### Exercise goal
Find the word "Given" in the material below and gather every line that contains it.

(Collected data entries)
============
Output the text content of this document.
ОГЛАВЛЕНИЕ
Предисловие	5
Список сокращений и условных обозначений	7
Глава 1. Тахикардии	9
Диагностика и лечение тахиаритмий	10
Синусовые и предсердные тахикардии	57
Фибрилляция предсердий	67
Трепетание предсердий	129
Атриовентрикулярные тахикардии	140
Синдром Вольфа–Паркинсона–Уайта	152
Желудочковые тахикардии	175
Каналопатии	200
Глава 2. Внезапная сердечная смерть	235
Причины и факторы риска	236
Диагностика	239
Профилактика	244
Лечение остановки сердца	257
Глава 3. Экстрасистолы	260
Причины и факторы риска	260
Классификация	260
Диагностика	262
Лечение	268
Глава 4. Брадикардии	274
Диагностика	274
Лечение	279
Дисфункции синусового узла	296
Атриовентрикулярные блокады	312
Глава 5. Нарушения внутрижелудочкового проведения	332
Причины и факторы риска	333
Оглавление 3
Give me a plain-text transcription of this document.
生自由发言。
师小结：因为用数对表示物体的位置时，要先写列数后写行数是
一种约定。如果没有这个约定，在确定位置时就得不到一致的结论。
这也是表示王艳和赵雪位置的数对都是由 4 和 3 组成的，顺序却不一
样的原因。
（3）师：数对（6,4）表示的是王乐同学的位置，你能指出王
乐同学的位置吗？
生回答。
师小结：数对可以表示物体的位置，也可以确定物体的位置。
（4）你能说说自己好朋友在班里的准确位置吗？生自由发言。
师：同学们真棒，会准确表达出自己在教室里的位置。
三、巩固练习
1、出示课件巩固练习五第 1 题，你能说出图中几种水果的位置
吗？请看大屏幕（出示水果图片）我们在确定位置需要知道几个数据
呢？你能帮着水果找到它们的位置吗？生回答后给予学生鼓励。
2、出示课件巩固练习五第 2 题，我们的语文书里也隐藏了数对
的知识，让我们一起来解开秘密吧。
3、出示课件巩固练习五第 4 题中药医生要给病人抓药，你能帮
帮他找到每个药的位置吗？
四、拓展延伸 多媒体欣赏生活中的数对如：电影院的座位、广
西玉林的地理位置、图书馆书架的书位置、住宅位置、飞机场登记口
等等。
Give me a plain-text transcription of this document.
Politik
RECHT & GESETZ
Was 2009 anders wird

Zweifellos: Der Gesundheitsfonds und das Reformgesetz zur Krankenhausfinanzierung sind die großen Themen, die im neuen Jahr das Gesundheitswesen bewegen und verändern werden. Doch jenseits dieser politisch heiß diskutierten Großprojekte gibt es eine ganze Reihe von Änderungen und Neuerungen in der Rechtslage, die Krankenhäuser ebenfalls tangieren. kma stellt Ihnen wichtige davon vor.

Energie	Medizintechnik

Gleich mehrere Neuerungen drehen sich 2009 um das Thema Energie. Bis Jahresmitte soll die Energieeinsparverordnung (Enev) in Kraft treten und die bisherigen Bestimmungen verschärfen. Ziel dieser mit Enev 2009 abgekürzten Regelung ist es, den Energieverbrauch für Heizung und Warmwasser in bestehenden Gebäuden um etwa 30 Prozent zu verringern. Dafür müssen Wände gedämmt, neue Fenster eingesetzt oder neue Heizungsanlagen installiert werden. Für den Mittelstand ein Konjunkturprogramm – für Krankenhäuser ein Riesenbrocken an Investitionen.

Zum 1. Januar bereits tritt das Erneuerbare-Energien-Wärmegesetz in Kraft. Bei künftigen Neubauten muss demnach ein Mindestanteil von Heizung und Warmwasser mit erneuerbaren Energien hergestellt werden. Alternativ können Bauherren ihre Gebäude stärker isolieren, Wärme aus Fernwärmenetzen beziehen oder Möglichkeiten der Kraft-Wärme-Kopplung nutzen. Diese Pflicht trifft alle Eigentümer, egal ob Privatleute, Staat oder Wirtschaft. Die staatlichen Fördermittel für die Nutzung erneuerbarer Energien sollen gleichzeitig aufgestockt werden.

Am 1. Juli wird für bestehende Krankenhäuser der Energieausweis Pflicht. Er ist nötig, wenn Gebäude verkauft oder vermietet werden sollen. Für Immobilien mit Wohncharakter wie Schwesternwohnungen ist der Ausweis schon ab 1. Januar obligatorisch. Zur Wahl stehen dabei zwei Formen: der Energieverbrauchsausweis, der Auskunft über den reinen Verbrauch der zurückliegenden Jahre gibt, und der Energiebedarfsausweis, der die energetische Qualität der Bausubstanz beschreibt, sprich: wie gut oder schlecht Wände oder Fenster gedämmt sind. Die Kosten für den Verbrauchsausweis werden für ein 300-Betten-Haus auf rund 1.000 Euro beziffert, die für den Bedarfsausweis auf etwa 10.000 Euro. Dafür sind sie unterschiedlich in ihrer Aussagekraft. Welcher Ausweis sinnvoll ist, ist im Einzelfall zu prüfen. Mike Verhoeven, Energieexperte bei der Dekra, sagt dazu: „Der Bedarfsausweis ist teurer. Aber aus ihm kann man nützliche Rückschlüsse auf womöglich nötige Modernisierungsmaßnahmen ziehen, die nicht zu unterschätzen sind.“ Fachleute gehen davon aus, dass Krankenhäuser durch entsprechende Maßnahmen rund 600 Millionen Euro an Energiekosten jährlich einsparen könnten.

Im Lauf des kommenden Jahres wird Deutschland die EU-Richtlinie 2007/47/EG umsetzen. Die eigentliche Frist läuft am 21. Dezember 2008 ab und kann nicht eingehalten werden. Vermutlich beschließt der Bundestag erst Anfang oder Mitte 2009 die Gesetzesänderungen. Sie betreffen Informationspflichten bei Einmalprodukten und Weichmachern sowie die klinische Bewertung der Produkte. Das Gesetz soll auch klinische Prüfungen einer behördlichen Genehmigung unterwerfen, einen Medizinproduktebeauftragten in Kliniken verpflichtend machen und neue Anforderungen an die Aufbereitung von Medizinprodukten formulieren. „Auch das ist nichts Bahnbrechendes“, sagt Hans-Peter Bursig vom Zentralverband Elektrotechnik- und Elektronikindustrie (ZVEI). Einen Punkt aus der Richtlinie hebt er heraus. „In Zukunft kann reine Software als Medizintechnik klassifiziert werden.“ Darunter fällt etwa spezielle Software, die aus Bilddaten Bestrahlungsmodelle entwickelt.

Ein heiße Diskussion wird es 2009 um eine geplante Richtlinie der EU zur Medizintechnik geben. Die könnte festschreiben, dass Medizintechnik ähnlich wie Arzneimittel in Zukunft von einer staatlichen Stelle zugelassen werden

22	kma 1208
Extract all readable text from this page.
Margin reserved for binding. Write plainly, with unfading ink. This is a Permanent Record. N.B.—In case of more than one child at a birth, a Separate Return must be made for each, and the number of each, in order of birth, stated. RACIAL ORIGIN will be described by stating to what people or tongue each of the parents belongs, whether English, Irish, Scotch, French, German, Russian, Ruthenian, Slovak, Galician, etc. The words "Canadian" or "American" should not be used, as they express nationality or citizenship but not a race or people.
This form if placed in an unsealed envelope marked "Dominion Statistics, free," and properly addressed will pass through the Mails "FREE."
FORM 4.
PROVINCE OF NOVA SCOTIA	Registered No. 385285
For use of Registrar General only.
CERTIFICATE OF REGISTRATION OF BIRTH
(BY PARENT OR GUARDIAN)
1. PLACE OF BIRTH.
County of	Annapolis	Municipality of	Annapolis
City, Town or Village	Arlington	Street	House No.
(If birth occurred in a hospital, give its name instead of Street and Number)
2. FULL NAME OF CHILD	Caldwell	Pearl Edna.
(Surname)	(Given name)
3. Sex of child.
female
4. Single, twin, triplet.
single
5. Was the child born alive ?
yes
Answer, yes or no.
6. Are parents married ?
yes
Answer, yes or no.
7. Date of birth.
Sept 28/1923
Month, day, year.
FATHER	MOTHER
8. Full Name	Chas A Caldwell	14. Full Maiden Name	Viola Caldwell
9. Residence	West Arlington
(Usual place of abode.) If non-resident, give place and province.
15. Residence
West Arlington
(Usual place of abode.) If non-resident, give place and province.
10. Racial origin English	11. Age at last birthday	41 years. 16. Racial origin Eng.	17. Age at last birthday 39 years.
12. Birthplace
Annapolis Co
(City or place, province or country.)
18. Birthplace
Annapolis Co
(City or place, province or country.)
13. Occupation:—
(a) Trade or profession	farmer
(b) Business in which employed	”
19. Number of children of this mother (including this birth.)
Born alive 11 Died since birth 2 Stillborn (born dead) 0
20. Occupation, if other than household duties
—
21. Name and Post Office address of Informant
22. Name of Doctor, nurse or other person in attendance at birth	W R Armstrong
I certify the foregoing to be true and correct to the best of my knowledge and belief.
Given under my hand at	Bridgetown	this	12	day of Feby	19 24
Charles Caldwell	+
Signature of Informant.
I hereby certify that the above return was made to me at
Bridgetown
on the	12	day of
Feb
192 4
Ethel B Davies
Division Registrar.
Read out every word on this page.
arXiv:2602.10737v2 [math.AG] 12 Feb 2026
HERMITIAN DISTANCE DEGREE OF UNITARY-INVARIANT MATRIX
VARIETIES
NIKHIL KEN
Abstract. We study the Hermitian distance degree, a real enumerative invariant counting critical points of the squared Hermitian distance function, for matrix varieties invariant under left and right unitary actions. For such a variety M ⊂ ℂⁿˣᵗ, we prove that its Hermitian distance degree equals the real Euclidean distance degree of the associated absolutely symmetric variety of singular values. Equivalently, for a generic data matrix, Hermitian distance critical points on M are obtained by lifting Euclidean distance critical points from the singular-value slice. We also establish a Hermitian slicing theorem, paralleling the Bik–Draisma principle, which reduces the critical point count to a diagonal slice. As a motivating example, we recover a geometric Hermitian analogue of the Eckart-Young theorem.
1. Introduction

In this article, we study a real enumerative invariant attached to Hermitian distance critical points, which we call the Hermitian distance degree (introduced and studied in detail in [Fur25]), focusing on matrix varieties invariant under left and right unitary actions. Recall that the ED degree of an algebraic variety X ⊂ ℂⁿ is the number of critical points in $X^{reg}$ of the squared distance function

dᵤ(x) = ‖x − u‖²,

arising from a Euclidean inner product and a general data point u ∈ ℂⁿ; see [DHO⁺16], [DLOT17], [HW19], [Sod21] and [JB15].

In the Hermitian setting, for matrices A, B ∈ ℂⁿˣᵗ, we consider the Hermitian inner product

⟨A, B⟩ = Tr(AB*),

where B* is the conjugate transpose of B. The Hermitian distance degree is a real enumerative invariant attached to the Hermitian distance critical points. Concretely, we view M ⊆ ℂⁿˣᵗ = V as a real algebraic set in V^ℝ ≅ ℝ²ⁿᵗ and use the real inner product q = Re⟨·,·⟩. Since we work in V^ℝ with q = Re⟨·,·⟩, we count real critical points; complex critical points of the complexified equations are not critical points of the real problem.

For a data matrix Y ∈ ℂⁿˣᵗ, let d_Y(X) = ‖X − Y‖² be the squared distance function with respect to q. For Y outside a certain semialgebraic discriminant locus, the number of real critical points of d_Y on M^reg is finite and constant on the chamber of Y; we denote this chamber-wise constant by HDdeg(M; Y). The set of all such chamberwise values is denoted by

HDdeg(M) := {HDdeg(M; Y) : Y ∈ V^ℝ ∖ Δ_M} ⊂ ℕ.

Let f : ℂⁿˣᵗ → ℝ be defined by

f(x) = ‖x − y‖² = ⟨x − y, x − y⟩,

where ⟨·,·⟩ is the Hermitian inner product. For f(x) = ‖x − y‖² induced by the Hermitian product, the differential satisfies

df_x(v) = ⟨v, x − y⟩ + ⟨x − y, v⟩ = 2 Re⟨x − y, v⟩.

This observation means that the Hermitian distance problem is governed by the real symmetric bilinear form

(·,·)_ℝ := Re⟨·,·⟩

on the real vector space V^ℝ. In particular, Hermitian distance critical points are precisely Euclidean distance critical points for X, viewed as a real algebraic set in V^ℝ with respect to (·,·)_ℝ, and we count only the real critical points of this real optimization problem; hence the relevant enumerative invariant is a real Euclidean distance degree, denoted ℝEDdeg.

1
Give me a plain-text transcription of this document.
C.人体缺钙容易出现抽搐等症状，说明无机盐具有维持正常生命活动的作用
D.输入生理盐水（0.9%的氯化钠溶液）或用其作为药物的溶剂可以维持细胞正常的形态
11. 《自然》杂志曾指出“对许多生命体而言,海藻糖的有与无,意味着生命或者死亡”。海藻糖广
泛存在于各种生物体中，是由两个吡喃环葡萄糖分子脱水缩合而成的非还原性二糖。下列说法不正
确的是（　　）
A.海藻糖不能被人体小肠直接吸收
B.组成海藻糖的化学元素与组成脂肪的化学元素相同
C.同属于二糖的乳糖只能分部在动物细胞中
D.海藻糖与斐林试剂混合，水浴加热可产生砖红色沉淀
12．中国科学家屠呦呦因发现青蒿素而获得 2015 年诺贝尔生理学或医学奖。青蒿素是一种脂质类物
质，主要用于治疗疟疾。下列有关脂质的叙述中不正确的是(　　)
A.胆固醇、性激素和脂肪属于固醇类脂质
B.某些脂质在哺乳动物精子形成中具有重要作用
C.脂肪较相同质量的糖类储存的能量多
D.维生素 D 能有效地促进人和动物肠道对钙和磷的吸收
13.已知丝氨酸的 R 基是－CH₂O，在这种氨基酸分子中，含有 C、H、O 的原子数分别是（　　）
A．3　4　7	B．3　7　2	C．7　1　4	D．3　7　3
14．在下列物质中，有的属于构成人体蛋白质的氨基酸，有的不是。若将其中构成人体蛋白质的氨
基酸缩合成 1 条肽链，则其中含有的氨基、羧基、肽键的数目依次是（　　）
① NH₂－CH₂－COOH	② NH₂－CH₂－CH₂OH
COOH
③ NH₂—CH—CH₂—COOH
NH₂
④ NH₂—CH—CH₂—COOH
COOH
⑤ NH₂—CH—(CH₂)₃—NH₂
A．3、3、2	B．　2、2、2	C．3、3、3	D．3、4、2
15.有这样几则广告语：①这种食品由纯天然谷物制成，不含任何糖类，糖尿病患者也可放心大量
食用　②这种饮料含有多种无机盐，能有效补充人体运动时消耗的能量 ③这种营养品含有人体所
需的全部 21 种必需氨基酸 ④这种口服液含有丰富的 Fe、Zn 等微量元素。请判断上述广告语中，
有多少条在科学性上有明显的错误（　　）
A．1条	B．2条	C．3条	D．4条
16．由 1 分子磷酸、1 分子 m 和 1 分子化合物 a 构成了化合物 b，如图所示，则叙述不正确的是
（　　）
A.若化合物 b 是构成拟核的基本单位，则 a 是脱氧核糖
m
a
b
============
### Correct response
(Surname)	(Given name)
Given under my hand at	Bridgetown	this	12	day of Feby	19 24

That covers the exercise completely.